--- START OF ENTRIES SHOWN ---

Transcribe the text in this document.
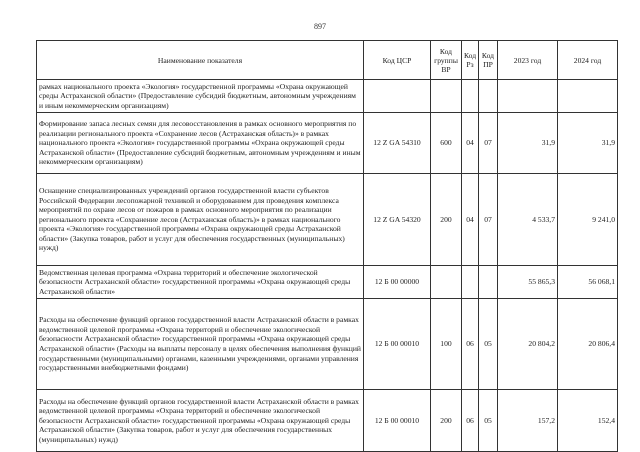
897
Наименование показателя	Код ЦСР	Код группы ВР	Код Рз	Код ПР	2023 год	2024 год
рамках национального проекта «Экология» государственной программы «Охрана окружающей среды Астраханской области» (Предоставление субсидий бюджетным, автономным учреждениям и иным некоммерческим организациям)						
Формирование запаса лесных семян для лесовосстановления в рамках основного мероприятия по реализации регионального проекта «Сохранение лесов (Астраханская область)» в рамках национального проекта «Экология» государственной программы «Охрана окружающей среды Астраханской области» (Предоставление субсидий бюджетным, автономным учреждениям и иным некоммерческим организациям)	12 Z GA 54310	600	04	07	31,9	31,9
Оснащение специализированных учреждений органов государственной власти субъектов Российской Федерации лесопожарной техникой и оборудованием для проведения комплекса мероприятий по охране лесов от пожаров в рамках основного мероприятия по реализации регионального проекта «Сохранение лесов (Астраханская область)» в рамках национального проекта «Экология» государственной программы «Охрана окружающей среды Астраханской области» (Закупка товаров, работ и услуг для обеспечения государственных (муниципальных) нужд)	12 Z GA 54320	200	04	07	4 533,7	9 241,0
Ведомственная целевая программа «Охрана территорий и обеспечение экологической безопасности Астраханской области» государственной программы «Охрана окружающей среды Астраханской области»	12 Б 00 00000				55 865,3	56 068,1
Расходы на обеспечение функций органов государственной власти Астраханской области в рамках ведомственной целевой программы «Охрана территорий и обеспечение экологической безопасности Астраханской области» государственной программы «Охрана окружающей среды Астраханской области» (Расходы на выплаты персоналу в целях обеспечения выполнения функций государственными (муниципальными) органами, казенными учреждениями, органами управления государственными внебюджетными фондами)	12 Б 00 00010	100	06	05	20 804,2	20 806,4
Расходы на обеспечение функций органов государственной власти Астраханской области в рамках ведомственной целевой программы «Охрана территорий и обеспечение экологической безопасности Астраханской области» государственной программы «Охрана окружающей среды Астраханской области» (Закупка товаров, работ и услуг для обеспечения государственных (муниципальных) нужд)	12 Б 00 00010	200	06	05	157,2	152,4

--- END OF ENTRIES SHOWN ---

Look through the entries above; copy every line holding the string "область".

● **FINISHED EXERCISE**:
Формирование запаса лесных семян для лесовосстановления в рамках основного мероприятия по реализации регионального проекта «Сохранение лесов (Астраханская область)» в рамках национального проекта «Экология» государственной программы «Охрана окружающей среды Астраханской области» (Предоставление субсидий бюджетным, автономным учреждениям и иным некоммерческим организациям)	12 Z GA 54310	600	04	07	31,9	31,9
Оснащение специализированных учреждений органов государственной власти субъектов Российской Федерации лесопожарной техникой и оборудованием для проведения комплекса мероприятий по охране лесов от пожаров в рамках основного мероприятия по реализации регионального проекта «Сохранение лесов (Астраханская область)» в рамках национального проекта «Экология» государственной программы «Охрана окружающей среды Астраханской области» (Закупка товаров, работ и услуг для обеспечения государственных (муниципальных) нужд)	12 Z GA 54320	200	04	07	4 533,7	9 241,0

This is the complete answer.